[Stored data]

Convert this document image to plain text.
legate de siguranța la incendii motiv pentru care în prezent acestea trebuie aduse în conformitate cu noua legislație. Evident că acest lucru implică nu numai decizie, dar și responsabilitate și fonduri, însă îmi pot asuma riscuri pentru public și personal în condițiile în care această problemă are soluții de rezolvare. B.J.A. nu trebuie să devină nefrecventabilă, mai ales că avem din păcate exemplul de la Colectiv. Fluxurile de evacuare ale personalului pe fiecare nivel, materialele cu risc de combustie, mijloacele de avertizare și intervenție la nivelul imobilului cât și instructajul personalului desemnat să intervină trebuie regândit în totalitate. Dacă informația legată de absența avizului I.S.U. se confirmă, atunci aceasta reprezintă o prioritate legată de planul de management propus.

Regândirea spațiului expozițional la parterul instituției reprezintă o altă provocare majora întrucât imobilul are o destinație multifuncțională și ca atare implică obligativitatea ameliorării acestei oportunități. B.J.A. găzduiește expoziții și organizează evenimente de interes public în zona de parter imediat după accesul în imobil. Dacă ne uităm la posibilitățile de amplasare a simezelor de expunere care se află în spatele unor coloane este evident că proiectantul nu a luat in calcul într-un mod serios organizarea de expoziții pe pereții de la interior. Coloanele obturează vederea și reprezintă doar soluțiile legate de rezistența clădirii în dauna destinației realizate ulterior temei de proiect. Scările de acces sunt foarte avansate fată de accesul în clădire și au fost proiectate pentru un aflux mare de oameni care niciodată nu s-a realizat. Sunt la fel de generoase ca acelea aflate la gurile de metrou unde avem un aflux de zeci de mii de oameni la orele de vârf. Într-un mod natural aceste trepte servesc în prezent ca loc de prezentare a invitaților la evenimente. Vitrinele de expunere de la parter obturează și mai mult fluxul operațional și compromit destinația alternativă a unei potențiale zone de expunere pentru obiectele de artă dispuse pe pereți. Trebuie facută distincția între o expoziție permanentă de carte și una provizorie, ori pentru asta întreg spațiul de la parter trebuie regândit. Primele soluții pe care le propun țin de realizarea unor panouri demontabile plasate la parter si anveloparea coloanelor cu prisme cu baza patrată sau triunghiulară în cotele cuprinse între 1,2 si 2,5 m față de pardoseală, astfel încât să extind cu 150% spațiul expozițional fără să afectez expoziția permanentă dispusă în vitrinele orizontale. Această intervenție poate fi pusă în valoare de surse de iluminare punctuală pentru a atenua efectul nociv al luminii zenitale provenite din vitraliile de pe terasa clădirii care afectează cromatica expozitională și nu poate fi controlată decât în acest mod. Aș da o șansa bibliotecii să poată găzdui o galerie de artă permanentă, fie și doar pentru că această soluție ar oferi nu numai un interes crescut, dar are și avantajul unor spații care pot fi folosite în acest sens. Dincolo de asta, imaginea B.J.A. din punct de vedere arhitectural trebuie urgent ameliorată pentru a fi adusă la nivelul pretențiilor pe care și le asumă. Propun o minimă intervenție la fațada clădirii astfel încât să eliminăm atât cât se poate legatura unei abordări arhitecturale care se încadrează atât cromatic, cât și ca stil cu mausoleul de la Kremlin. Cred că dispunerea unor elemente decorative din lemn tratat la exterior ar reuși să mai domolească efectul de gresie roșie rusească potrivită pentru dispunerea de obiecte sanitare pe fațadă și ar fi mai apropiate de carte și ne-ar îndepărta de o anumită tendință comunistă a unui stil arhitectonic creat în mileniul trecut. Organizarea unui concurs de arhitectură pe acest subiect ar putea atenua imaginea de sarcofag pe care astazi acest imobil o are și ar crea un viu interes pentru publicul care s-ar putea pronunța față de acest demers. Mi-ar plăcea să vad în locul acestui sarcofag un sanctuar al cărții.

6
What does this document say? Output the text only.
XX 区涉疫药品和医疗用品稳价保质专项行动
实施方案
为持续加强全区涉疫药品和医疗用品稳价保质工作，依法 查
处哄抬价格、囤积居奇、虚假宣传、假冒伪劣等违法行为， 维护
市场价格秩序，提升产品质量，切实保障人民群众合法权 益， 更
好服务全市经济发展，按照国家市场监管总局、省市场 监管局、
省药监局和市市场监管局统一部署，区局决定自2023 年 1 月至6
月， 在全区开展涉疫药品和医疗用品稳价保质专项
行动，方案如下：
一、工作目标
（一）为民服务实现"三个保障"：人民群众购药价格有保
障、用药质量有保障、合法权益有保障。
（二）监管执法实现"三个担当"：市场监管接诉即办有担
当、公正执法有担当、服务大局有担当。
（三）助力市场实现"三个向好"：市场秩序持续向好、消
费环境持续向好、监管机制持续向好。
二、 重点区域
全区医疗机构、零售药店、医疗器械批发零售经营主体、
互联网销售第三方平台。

WHAT TO DO:
Exactly reproduce the material above.

COMPLETE ANSWER:
Convert this document image to plain text.
legate de siguranța la incendii motiv pentru care în prezent acestea trebuie aduse în conformitate cu noua legislație. Evident că acest lucru implică nu numai decizie, dar și responsabilitate și fonduri, însă îmi pot asuma riscuri pentru public și personal în condițiile în care această problemă are soluții de rezolvare. B.J.A. nu trebuie să devină nefrecventabilă, mai ales că avem din păcate exemplul de la Colectiv. Fluxurile de evacuare ale personalului pe fiecare nivel, materialele cu risc de combustie, mijloacele de avertizare și intervenție la nivelul imobilului cât și instructajul personalului desemnat să intervină trebuie regândit în totalitate. Dacă informația legată de absența avizului I.S.U. se confirmă, atunci aceasta reprezintă o prioritate legată de planul de management propus.

Regândirea spațiului expozițional la parterul instituției reprezintă o altă provocare majora întrucât imobilul are o destinație multifuncțională și ca atare implică obligativitatea ameliorării acestei oportunități. B.J.A. găzduiește expoziții și organizează evenimente de interes public în zona de parter imediat după accesul în imobil. Dacă ne uităm la posibilitățile de amplasare a simezelor de expunere care se află în spatele unor coloane este evident că proiectantul nu a luat in calcul într-un mod serios organizarea de expoziții pe pereții de la interior. Coloanele obturează vederea și reprezintă doar soluțiile legate de rezistența clădirii în dauna destinației realizate ulterior temei de proiect. Scările de acces sunt foarte avansate fată de accesul în clădire și au fost proiectate pentru un aflux mare de oameni care niciodată nu s-a realizat. Sunt la fel de generoase ca acelea aflate la gurile de metrou unde avem un aflux de zeci de mii de oameni la orele de vârf. Într-un mod natural aceste trepte servesc în prezent ca loc de prezentare a invitaților la evenimente. Vitrinele de expunere de la parter obturează și mai mult fluxul operațional și compromit destinația alternativă a unei potențiale zone de expunere pentru obiectele de artă dispuse pe pereți. Trebuie facută distincția între o expoziție permanentă de carte și una provizorie, ori pentru asta întreg spațiul de la parter trebuie regândit. Primele soluții pe care le propun țin de realizarea unor panouri demontabile plasate la parter si anveloparea coloanelor cu prisme cu baza patrată sau triunghiulară în cotele cuprinse între 1,2 si 2,5 m față de pardoseală, astfel încât să extind cu 150% spațiul expozițional fără să afectez expoziția permanentă dispusă în vitrinele orizontale. Această intervenție poate fi pusă în valoare de surse de iluminare punctuală pentru a atenua efectul nociv al luminii zenitale provenite din vitraliile de pe terasa clădirii care afectează cromatica expozitională și nu poate fi controlată decât în acest mod. Aș da o șansa bibliotecii să poată găzdui o galerie de artă permanentă, fie și doar pentru că această soluție ar oferi nu numai un interes crescut, dar are și avantajul unor spații care pot fi folosite în acest sens. Dincolo de asta, imaginea B.J.A. din punct de vedere arhitectural trebuie urgent ameliorată pentru a fi adusă la nivelul pretențiilor pe care și le asumă. Propun o minimă intervenție la fațada clădirii astfel încât să eliminăm atât cât se poate legatura unei abordări arhitecturale care se încadrează atât cromatic, cât și ca stil cu mausoleul de la Kremlin. Cred că dispunerea unor elemente decorative din lemn tratat la exterior ar reuși să mai domolească efectul de gresie roșie rusească potrivită pentru dispunerea de obiecte sanitare pe fațadă și ar fi mai apropiate de carte și ne-ar îndepărta de o anumită tendință comunistă a unui stil arhitectonic creat în mileniul trecut. Organizarea unui concurs de arhitectură pe acest subiect ar putea atenua imaginea de sarcofag pe care astazi acest imobil o are și ar crea un viu interes pentru publicul care s-ar putea pronunța față de acest demers. Mi-ar plăcea să vad în locul acestui sarcofag un sanctuar al cărții.

6
What does this document say? Output the text only.
XX 区涉疫药品和医疗用品稳价保质专项行动
实施方案
为持续加强全区涉疫药品和医疗用品稳价保质工作，依法 查
处哄抬价格、囤积居奇、虚假宣传、假冒伪劣等违法行为， 维护
市场价格秩序，提升产品质量，切实保障人民群众合法权 益， 更
好服务全市经济发展，按照国家市场监管总局、省市场 监管局、
省药监局和市市场监管局统一部署，区局决定自2023 年 1 月至6
月， 在全区开展涉疫药品和医疗用品稳价保质专项
行动，方案如下：
一、工作目标
（一）为民服务实现"三个保障"：人民群众购药价格有保
障、用药质量有保障、合法权益有保障。
（二）监管执法实现"三个担当"：市场监管接诉即办有担
当、公正执法有担当、服务大局有担当。
（三）助力市场实现"三个向好"：市场秩序持续向好、消
费环境持续向好、监管机制持续向好。
二、 重点区域
全区医疗机构、零售药店、医疗器械批发零售经营主体、
互联网销售第三方平台。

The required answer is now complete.